Part of a data file:
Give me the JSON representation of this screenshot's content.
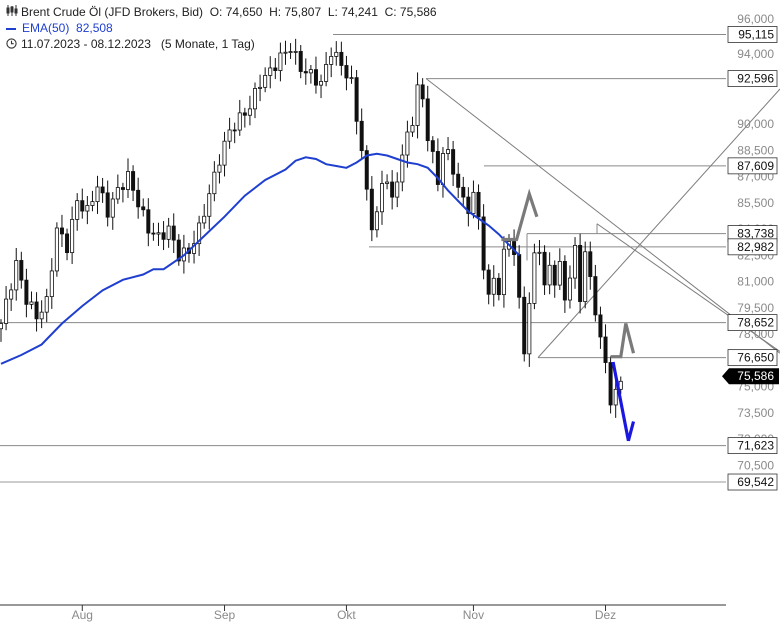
{
  "header": {
    "instrument": "Brent Crude Öl (JFD Brokers, Bid)",
    "ohlc": {
      "o_label": "O:",
      "o": "74,650",
      "h_label": "H:",
      "h": "75,807",
      "l_label": "L:",
      "l": "74,241",
      "c_label": "C:",
      "c": "75,586"
    },
    "ema_label": "EMA(50)",
    "ema_value": "82,508",
    "range": "11.07.2023 - 08.12.2023",
    "interval": "(5 Monate, 1 Tag)"
  },
  "colors": {
    "ema": "#1f3fcf",
    "candle": "#111111",
    "grid": "#bdbdbd",
    "projection_up": "#7a7a7a",
    "projection_down": "#1a18e0",
    "last_price_bg": "#000000"
  },
  "chart_data": {
    "type": "candlestick",
    "y_axis": {
      "ylim": [
        69.0,
        96.5
      ],
      "ticks": [
        "96,000",
        "94,000",
        "92,500",
        "90,000",
        "88,500",
        "87,000",
        "85,500",
        "84,000",
        "82,500",
        "81,000",
        "79,500",
        "78,000",
        "76,500",
        "75,000",
        "73,500",
        "72,000",
        "70,500"
      ],
      "tick_values": [
        96,
        94,
        92.5,
        90,
        88.5,
        87,
        85.5,
        84,
        82.5,
        81,
        79.5,
        78,
        76.5,
        75,
        73.5,
        72,
        70.5
      ]
    },
    "x_axis": {
      "labels": [
        "Aug",
        "Sep",
        "Okt",
        "Nov",
        "Dez"
      ],
      "label_bar_index": [
        16,
        44,
        68,
        93,
        119
      ]
    },
    "levels": [
      {
        "value": 95.115,
        "label": "95,115"
      },
      {
        "value": 92.596,
        "label": "92,596"
      },
      {
        "value": 87.609,
        "label": "87,609"
      },
      {
        "value": 83.738,
        "label": "83,738"
      },
      {
        "value": 82.982,
        "label": "82,982"
      },
      {
        "value": 78.652,
        "label": "78,652"
      },
      {
        "value": 76.65,
        "label": "76,650"
      },
      {
        "value": 71.623,
        "label": "71,623"
      },
      {
        "value": 69.542,
        "label": "69,542"
      }
    ],
    "last_price": {
      "value": 75.586,
      "label": "75,586"
    },
    "close_path": [
      [
        0,
        78.6
      ],
      [
        3,
        82
      ],
      [
        5,
        80
      ],
      [
        7,
        79
      ],
      [
        9,
        79.8
      ],
      [
        11,
        84
      ],
      [
        13,
        83
      ],
      [
        15,
        85.6
      ],
      [
        17,
        85
      ],
      [
        19,
        86.5
      ],
      [
        21,
        85
      ],
      [
        23,
        86.2
      ],
      [
        25,
        87
      ],
      [
        27,
        85.5
      ],
      [
        29,
        84
      ],
      [
        31,
        83.5
      ],
      [
        33,
        84
      ],
      [
        35,
        82.5
      ],
      [
        37,
        82.7
      ],
      [
        39,
        84
      ],
      [
        41,
        86
      ],
      [
        43,
        88
      ],
      [
        45,
        89.6
      ],
      [
        47,
        90.3
      ],
      [
        49,
        91
      ],
      [
        51,
        92.4
      ],
      [
        53,
        93
      ],
      [
        55,
        93.8
      ],
      [
        57,
        94.4
      ],
      [
        59,
        93.2
      ],
      [
        61,
        92.8
      ],
      [
        63,
        92.3
      ],
      [
        65,
        94.2
      ],
      [
        67,
        93.4
      ],
      [
        69,
        92.3
      ],
      [
        71,
        88.5
      ],
      [
        72,
        86
      ],
      [
        73,
        84.3
      ],
      [
        74,
        84.8
      ],
      [
        75,
        86.5
      ],
      [
        76,
        87
      ],
      [
        77,
        85.5
      ],
      [
        78,
        86.8
      ],
      [
        79,
        88.4
      ],
      [
        80,
        89.2
      ],
      [
        81,
        90.2
      ],
      [
        82,
        92.2
      ],
      [
        83,
        91.2
      ],
      [
        84,
        89.4
      ],
      [
        85,
        88.2
      ],
      [
        86,
        86.5
      ],
      [
        87,
        88.6
      ],
      [
        88,
        88.2
      ],
      [
        89,
        87.3
      ],
      [
        90,
        86.5
      ],
      [
        91,
        85.5
      ],
      [
        92,
        85.2
      ],
      [
        93,
        86
      ],
      [
        94,
        84.5
      ],
      [
        95,
        82
      ],
      [
        96,
        80
      ],
      [
        97,
        81.2
      ],
      [
        98,
        80.5
      ],
      [
        99,
        82.5
      ],
      [
        100,
        83.5
      ],
      [
        101,
        82.6
      ],
      [
        102,
        79.8
      ],
      [
        103,
        77.2
      ],
      [
        104,
        79.6
      ],
      [
        105,
        82.5
      ],
      [
        106,
        83
      ],
      [
        107,
        80.5
      ],
      [
        108,
        82
      ],
      [
        109,
        81
      ],
      [
        110,
        81.8
      ],
      [
        111,
        80.2
      ],
      [
        112,
        81.2
      ],
      [
        113,
        82.8
      ],
      [
        114,
        80.2
      ],
      [
        115,
        82.5
      ],
      [
        116,
        81.2
      ],
      [
        117,
        79.4
      ],
      [
        118,
        77.5
      ],
      [
        119,
        76.5
      ],
      [
        120,
        74.1
      ],
      [
        121,
        74.5
      ],
      [
        122,
        75.59
      ]
    ],
    "ema_path": [
      [
        0,
        76.3
      ],
      [
        4,
        76.8
      ],
      [
        8,
        77.4
      ],
      [
        12,
        78.6
      ],
      [
        16,
        79.6
      ],
      [
        20,
        80.5
      ],
      [
        24,
        81.1
      ],
      [
        28,
        81.4
      ],
      [
        30,
        81.7
      ],
      [
        32,
        81.7
      ],
      [
        36,
        82.5
      ],
      [
        40,
        83.6
      ],
      [
        44,
        84.7
      ],
      [
        48,
        85.9
      ],
      [
        52,
        86.8
      ],
      [
        56,
        87.4
      ],
      [
        58,
        87.9
      ],
      [
        60,
        88.1
      ],
      [
        62,
        88
      ],
      [
        64,
        87.7
      ],
      [
        66,
        87.6
      ],
      [
        68,
        87.5
      ],
      [
        70,
        87.8
      ],
      [
        72,
        88.2
      ],
      [
        74,
        88.3
      ],
      [
        76,
        88.2
      ],
      [
        78,
        88
      ],
      [
        80,
        87.8
      ],
      [
        82,
        87.7
      ],
      [
        84,
        87.5
      ],
      [
        86,
        86.9
      ],
      [
        88,
        86.2
      ],
      [
        90,
        85.6
      ],
      [
        92,
        85
      ],
      [
        94,
        84.6
      ],
      [
        96,
        84.2
      ],
      [
        98,
        83.7
      ],
      [
        100,
        83.1
      ],
      [
        102,
        82.5
      ]
    ],
    "projections": [
      {
        "name": "up-1",
        "color": "gray",
        "points": [
          [
            98.5,
            83.4
          ],
          [
            101.5,
            83.4
          ],
          [
            104,
            86
          ],
          [
            105.5,
            84.7
          ]
        ]
      },
      {
        "name": "up-2",
        "color": "gray",
        "points": [
          [
            120,
            76.7
          ],
          [
            122,
            76.7
          ],
          [
            123,
            78.6
          ],
          [
            124.5,
            76.9
          ]
        ]
      },
      {
        "name": "down",
        "color": "blue",
        "points": [
          [
            120.5,
            76.4
          ],
          [
            123.5,
            71.9
          ],
          [
            124.5,
            73.0
          ]
        ]
      }
    ]
  }
}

Goal
Pictures in the records should not appear in your copy, but everything else must be transcribed exactly.

Task solution
Give me the JSON representation of this screenshot's content.
{
  "header": {
    "instrument": "Brent Crude Öl (JFD Brokers, Bid)",
    "ohlc": {
      "o_label": "O:",
      "o": "74,650",
      "h_label": "H:",
      "h": "75,807",
      "l_label": "L:",
      "l": "74,241",
      "c_label": "C:",
      "c": "75,586"
    },
    "ema_label": "EMA(50)",
    "ema_value": "82,508",
    "range": "11.07.2023 - 08.12.2023",
    "interval": "(5 Monate, 1 Tag)"
  },
  "colors": {
    "ema": "#1f3fcf",
    "candle": "#111111",
    "grid": "#bdbdbd",
    "projection_up": "#7a7a7a",
    "projection_down": "#1a18e0",
    "last_price_bg": "#000000"
  },
  "chart_data": {
    "type": "candlestick",
    "y_axis": {
      "ylim": [
        69.0,
        96.5
      ],
      "ticks": [
        "96,000",
        "94,000",
        "92,500",
        "90,000",
        "88,500",
        "87,000",
        "85,500",
        "84,000",
        "82,500",
        "81,000",
        "79,500",
        "78,000",
        "76,500",
        "75,000",
        "73,500",
        "72,000",
        "70,500"
      ],
      "tick_values": [
        96,
        94,
        92.5,
        90,
        88.5,
        87,
        85.5,
        84,
        82.5,
        81,
        79.5,
        78,
        76.5,
        75,
        73.5,
        72,
        70.5
      ]
    },
    "x_axis": {
      "labels": [
        "Aug",
        "Sep",
        "Okt",
        "Nov",
        "Dez"
      ],
      "label_bar_index": [
        16,
        44,
        68,
        93,
        119
      ]
    },
    "levels": [
      {
        "value": 95.115,
        "label": "95,115"
      },
      {
        "value": 92.596,
        "label": "92,596"
      },
      {
        "value": 87.609,
        "label": "87,609"
      },
      {
        "value": 83.738,
        "label": "83,738"
      },
      {
        "value": 82.982,
        "label": "82,982"
      },
      {
        "value": 78.652,
        "label": "78,652"
      },
      {
        "value": 76.65,
        "label": "76,650"
      },
      {
        "value": 71.623,
        "label": "71,623"
      },
      {
        "value": 69.542,
        "label": "69,542"
      }
    ],
    "last_price": {
      "value": 75.586,
      "label": "75,586"
    },
    "close_path": [
      [
        0,
        78.6
      ],
      [
        3,
        82
      ],
      [
        5,
        80
      ],
      [
        7,
        79
      ],
      [
        9,
        79.8
      ],
      [
        11,
        84
      ],
      [
        13,
        83
      ],
      [
        15,
        85.6
      ],
      [
        17,
        85
      ],
      [
        19,
        86.5
      ],
      [
        21,
        85
      ],
      [
        23,
        86.2
      ],
      [
        25,
        87
      ],
      [
        27,
        85.5
      ],
      [
        29,
        84
      ],
      [
        31,
        83.5
      ],
      [
        33,
        84
      ],
      [
        35,
        82.5
      ],
      [
        37,
        82.7
      ],
      [
        39,
        84
      ],
      [
        41,
        86
      ],
      [
        43,
        88
      ],
      [
        45,
        89.6
      ],
      [
        47,
        90.3
      ],
      [
        49,
        91
      ],
      [
        51,
        92.4
      ],
      [
        53,
        93
      ],
      [
        55,
        93.8
      ],
      [
        57,
        94.4
      ],
      [
        59,
        93.2
      ],
      [
        61,
        92.8
      ],
      [
        63,
        92.3
      ],
      [
        65,
        94.2
      ],
      [
        67,
        93.4
      ],
      [
        69,
        92.3
      ],
      [
        71,
        88.5
      ],
      [
        72,
        86
      ],
      [
        73,
        84.3
      ],
      [
        74,
        84.8
      ],
      [
        75,
        86.5
      ],
      [
        76,
        87
      ],
      [
        77,
        85.5
      ],
      [
        78,
        86.8
      ],
      [
        79,
        88.4
      ],
      [
        80,
        89.2
      ],
      [
        81,
        90.2
      ],
      [
        82,
        92.2
      ],
      [
        83,
        91.2
      ],
      [
        84,
        89.4
      ],
      [
        85,
        88.2
      ],
      [
        86,
        86.5
      ],
      [
        87,
        88.6
      ],
      [
        88,
        88.2
      ],
      [
        89,
        87.3
      ],
      [
        90,
        86.5
      ],
      [
        91,
        85.5
      ],
      [
        92,
        85.2
      ],
      [
        93,
        86
      ],
      [
        94,
        84.5
      ],
      [
        95,
        82
      ],
      [
        96,
        80
      ],
      [
        97,
        81.2
      ],
      [
        98,
        80.5
      ],
      [
        99,
        82.5
      ],
      [
        100,
        83.5
      ],
      [
        101,
        82.6
      ],
      [
        102,
        79.8
      ],
      [
        103,
        77.2
      ],
      [
        104,
        79.6
      ],
      [
        105,
        82.5
      ],
      [
        106,
        83
      ],
      [
        107,
        80.5
      ],
      [
        108,
        82
      ],
      [
        109,
        81
      ],
      [
        110,
        81.8
      ],
      [
        111,
        80.2
      ],
      [
        112,
        81.2
      ],
      [
        113,
        82.8
      ],
      [
        114,
        80.2
      ],
      [
        115,
        82.5
      ],
      [
        116,
        81.2
      ],
      [
        117,
        79.4
      ],
      [
        118,
        77.5
      ],
      [
        119,
        76.5
      ],
      [
        120,
        74.1
      ],
      [
        121,
        74.5
      ],
      [
        122,
        75.59
      ]
    ],
    "ema_path": [
      [
        0,
        76.3
      ],
      [
        4,
        76.8
      ],
      [
        8,
        77.4
      ],
      [
        12,
        78.6
      ],
      [
        16,
        79.6
      ],
      [
        20,
        80.5
      ],
      [
        24,
        81.1
      ],
      [
        28,
        81.4
      ],
      [
        30,
        81.7
      ],
      [
        32,
        81.7
      ],
      [
        36,
        82.5
      ],
      [
        40,
        83.6
      ],
      [
        44,
        84.7
      ],
      [
        48,
        85.9
      ],
      [
        52,
        86.8
      ],
      [
        56,
        87.4
      ],
      [
        58,
        87.9
      ],
      [
        60,
        88.1
      ],
      [
        62,
        88
      ],
      [
        64,
        87.7
      ],
      [
        66,
        87.6
      ],
      [
        68,
        87.5
      ],
      [
        70,
        87.8
      ],
      [
        72,
        88.2
      ],
      [
        74,
        88.3
      ],
      [
        76,
        88.2
      ],
      [
        78,
        88
      ],
      [
        80,
        87.8
      ],
      [
        82,
        87.7
      ],
      [
        84,
        87.5
      ],
      [
        86,
        86.9
      ],
      [
        88,
        86.2
      ],
      [
        90,
        85.6
      ],
      [
        92,
        85
      ],
      [
        94,
        84.6
      ],
      [
        96,
        84.2
      ],
      [
        98,
        83.7
      ],
      [
        100,
        83.1
      ],
      [
        102,
        82.5
      ]
    ],
    "projections": [
      {
        "name": "up-1",
        "color": "gray",
        "points": [
          [
            98.5,
            83.4
          ],
          [
            101.5,
            83.4
          ],
          [
            104,
            86
          ],
          [
            105.5,
            84.7
          ]
        ]
      },
      {
        "name": "up-2",
        "color": "gray",
        "points": [
          [
            120,
            76.7
          ],
          [
            122,
            76.7
          ],
          [
            123,
            78.6
          ],
          [
            124.5,
            76.9
          ]
        ]
      },
      {
        "name": "down",
        "color": "blue",
        "points": [
          [
            120.5,
            76.4
          ],
          [
            123.5,
            71.9
          ],
          [
            124.5,
            73.0
          ]
        ]
      }
    ]
  }
}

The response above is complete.